- [Short problem] Output every entry exactly as written, skipping any pictures.

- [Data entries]
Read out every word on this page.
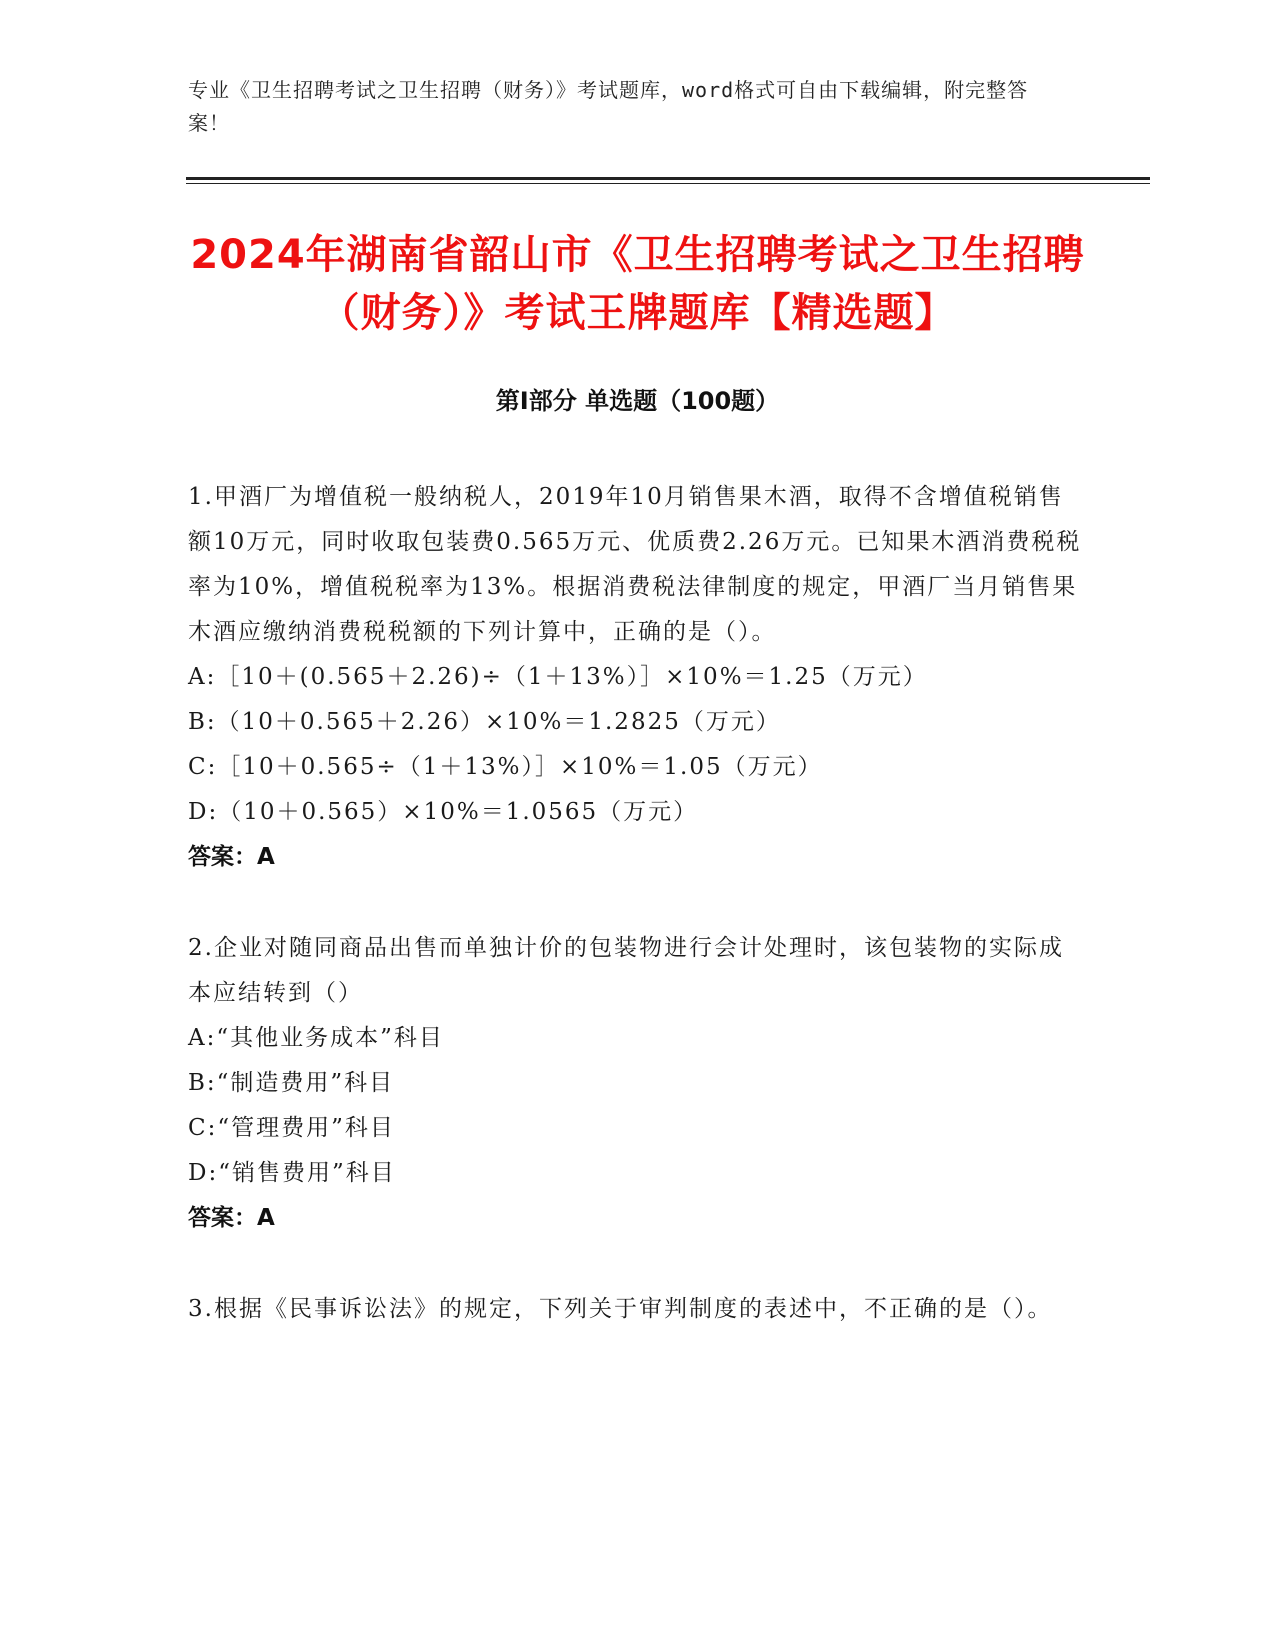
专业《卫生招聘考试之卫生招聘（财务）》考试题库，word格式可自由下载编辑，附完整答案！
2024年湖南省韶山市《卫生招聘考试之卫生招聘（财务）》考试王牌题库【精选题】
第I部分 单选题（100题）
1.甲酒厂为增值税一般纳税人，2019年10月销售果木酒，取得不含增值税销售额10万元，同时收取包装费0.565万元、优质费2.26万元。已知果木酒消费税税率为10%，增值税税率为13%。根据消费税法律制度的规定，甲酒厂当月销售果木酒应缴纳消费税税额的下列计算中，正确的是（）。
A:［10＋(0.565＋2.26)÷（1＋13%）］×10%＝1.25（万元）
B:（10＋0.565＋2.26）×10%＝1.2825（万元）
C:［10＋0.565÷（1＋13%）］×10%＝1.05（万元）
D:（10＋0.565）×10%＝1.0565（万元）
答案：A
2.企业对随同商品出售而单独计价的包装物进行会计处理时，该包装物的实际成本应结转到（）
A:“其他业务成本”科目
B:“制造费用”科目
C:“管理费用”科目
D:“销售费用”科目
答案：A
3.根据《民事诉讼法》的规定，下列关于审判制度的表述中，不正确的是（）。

- [Exercise result]
Read out every word on this page.
专业《卫生招聘考试之卫生招聘（财务）》考试题库，word格式可自由下载编辑，附完整答案！
2024年湖南省韶山市《卫生招聘考试之卫生招聘（财务）》考试王牌题库【精选题】
第I部分 单选题（100题）
1.甲酒厂为增值税一般纳税人，2019年10月销售果木酒，取得不含增值税销售额10万元，同时收取包装费0.565万元、优质费2.26万元。已知果木酒消费税税率为10%，增值税税率为13%。根据消费税法律制度的规定，甲酒厂当月销售果木酒应缴纳消费税税额的下列计算中，正确的是（）。
A:［10＋(0.565＋2.26)÷（1＋13%）］×10%＝1.25（万元）
B:（10＋0.565＋2.26）×10%＝1.2825（万元）
C:［10＋0.565÷（1＋13%）］×10%＝1.05（万元）
D:（10＋0.565）×10%＝1.0565（万元）
答案：A
2.企业对随同商品出售而单独计价的包装物进行会计处理时，该包装物的实际成本应结转到（）
A:“其他业务成本”科目
B:“制造费用”科目
C:“管理费用”科目
D:“销售费用”科目
答案：A
3.根据《民事诉讼法》的规定，下列关于审判制度的表述中，不正确的是（）。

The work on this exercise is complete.